▶ STATED EXERCISE:
Pick out each line containing the string "September" and copy it.

——

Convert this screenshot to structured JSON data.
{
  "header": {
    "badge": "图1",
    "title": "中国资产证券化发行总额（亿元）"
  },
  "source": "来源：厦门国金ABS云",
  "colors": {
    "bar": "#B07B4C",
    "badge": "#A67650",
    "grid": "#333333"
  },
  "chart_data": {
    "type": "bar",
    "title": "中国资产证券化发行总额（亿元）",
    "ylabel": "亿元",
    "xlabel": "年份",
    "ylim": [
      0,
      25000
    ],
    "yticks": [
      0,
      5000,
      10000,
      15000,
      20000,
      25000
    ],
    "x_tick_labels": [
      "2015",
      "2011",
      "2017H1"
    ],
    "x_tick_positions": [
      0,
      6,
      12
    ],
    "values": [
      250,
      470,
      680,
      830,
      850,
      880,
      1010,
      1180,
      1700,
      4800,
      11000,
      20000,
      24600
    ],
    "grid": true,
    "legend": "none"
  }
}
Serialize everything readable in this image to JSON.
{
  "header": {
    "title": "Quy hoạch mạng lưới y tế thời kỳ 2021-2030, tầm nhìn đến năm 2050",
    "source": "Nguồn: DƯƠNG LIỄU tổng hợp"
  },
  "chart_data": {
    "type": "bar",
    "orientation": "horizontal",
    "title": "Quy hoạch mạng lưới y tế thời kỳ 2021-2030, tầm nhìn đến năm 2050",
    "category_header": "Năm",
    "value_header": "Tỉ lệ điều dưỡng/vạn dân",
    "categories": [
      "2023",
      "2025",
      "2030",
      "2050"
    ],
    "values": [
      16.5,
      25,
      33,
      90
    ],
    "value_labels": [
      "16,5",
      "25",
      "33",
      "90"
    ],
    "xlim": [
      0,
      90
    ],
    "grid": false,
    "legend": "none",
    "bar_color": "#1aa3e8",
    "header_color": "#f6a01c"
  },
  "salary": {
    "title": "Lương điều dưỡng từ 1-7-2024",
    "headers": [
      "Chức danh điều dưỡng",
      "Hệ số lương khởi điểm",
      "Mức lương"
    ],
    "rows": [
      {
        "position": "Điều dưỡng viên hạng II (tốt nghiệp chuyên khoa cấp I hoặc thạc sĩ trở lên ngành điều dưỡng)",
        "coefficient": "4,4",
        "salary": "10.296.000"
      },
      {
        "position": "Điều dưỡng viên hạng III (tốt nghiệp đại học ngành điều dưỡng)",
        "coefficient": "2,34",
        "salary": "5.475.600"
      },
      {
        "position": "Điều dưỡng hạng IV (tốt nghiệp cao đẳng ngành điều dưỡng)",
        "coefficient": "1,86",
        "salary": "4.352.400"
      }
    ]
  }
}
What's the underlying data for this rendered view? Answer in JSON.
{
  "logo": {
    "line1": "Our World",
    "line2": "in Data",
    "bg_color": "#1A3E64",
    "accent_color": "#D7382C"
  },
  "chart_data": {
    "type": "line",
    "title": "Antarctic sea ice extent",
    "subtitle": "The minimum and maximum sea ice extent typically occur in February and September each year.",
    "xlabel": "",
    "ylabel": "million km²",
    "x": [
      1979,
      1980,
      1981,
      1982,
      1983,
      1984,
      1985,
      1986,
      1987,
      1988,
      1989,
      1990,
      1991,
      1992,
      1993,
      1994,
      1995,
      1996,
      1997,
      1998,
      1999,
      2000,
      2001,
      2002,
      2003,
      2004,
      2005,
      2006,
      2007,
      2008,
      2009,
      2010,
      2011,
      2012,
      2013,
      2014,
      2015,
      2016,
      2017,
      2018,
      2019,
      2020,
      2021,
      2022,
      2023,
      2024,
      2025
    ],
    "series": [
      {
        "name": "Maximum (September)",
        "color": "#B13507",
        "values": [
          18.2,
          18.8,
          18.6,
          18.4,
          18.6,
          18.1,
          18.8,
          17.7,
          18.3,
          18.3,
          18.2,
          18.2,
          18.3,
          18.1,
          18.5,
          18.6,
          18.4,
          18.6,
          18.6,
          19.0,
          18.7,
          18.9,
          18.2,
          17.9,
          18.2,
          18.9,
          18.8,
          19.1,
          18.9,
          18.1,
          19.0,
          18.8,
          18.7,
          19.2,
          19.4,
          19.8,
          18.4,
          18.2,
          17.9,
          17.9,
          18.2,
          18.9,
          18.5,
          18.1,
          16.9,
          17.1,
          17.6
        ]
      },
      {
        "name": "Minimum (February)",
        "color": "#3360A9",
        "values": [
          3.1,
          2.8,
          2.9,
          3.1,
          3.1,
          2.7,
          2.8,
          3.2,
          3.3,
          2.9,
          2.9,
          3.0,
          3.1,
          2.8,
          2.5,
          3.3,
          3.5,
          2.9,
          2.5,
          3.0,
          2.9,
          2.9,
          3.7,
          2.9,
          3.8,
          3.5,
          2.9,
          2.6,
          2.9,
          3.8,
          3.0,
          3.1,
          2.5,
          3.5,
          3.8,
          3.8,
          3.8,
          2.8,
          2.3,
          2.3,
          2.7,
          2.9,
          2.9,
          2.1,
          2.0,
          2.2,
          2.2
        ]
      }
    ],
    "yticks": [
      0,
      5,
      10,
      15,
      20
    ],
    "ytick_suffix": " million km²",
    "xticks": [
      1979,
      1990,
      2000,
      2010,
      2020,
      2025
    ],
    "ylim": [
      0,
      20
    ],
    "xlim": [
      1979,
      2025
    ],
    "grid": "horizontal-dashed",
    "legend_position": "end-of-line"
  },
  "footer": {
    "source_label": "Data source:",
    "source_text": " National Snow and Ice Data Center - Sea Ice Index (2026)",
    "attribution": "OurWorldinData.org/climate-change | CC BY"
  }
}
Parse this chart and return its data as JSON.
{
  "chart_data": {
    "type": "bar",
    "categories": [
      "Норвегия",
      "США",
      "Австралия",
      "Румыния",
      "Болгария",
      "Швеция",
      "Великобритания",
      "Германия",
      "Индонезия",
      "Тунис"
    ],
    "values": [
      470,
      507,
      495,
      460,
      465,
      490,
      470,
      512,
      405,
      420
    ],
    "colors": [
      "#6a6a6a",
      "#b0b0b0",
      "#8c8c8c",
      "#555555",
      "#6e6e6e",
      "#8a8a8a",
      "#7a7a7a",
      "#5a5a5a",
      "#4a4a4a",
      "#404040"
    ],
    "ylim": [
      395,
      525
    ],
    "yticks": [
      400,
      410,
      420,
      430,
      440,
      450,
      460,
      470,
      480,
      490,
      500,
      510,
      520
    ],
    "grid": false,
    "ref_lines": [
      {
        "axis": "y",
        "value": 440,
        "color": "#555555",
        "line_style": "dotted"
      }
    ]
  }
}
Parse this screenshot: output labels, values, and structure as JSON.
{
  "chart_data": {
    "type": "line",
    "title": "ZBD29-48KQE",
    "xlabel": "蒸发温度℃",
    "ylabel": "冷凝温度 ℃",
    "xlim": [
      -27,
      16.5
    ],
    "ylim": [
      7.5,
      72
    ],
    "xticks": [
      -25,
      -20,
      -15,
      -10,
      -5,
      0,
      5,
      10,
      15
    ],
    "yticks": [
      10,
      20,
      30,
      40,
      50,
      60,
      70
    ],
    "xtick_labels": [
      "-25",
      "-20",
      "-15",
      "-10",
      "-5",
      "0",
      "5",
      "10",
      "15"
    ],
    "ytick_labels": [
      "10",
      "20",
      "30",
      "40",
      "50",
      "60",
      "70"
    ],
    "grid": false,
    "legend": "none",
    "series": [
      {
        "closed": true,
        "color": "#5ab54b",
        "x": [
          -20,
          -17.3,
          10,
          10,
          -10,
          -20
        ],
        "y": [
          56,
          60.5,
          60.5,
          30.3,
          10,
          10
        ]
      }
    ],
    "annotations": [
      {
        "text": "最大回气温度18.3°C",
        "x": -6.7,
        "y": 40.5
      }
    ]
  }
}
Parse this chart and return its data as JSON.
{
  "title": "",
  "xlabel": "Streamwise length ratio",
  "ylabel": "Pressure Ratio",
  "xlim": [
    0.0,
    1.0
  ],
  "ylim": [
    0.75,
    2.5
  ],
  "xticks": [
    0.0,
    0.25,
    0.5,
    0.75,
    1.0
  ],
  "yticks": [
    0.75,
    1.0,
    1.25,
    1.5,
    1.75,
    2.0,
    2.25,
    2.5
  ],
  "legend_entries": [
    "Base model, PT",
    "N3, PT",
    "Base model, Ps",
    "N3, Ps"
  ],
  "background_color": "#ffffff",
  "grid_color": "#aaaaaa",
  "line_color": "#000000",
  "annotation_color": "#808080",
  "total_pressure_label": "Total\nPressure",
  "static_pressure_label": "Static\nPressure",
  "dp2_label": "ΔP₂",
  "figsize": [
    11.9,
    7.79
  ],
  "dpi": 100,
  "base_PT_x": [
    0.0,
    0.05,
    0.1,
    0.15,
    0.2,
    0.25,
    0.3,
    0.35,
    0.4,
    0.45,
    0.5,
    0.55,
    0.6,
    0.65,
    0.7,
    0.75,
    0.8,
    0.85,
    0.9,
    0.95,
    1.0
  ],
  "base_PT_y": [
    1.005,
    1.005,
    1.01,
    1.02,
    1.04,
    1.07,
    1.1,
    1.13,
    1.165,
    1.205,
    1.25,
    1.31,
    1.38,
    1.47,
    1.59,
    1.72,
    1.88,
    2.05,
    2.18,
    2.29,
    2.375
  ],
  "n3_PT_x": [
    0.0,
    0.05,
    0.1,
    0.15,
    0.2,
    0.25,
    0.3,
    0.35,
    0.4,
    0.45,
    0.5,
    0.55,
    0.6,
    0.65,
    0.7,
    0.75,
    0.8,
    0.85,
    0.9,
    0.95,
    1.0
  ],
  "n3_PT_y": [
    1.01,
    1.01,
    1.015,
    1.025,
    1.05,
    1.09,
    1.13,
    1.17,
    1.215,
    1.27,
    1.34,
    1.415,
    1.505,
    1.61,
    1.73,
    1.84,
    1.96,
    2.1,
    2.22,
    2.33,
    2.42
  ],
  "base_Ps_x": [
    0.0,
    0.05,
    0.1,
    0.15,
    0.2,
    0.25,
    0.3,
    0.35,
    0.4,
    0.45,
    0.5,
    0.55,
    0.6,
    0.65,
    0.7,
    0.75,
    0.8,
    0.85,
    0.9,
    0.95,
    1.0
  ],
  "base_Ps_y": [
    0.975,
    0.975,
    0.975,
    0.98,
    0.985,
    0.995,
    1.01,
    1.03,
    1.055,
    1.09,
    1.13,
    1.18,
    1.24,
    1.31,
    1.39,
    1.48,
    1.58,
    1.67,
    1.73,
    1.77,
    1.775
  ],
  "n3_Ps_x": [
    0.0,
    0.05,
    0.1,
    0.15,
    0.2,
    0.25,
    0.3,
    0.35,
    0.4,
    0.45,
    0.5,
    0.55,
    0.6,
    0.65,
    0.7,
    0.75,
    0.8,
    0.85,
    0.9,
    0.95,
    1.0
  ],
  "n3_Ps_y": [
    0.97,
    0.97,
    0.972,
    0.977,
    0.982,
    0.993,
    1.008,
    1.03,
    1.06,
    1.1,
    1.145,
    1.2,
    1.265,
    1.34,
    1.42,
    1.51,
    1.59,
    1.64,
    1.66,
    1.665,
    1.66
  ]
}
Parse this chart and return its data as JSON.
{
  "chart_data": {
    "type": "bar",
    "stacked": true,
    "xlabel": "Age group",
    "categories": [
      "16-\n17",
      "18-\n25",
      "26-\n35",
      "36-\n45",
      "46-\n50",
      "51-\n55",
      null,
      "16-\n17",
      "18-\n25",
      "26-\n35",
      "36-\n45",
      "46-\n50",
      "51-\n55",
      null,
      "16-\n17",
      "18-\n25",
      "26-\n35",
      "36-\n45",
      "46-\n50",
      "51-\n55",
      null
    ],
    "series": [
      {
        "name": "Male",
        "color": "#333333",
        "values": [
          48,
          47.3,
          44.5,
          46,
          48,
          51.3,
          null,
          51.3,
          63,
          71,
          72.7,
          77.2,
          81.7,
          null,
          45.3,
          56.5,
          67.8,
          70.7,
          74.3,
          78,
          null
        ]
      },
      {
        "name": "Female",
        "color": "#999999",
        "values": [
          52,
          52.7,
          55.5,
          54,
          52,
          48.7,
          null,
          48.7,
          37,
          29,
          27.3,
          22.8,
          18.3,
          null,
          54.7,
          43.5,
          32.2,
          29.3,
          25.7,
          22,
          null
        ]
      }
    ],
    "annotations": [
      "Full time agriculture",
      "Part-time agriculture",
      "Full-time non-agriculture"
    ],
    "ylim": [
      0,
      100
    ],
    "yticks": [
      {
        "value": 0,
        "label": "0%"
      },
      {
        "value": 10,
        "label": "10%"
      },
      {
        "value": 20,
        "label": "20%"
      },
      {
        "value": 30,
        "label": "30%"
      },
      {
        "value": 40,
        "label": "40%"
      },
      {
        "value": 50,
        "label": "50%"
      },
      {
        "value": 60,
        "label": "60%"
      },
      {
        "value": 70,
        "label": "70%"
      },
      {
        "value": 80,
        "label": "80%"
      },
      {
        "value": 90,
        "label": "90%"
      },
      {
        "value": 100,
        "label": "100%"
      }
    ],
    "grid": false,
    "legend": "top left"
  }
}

——

▶ TASK RESPONSE:
    "subtitle": "The minimum and maximum sea ice extent typically occur in February and September each year.",
        "name": "Maximum (September)",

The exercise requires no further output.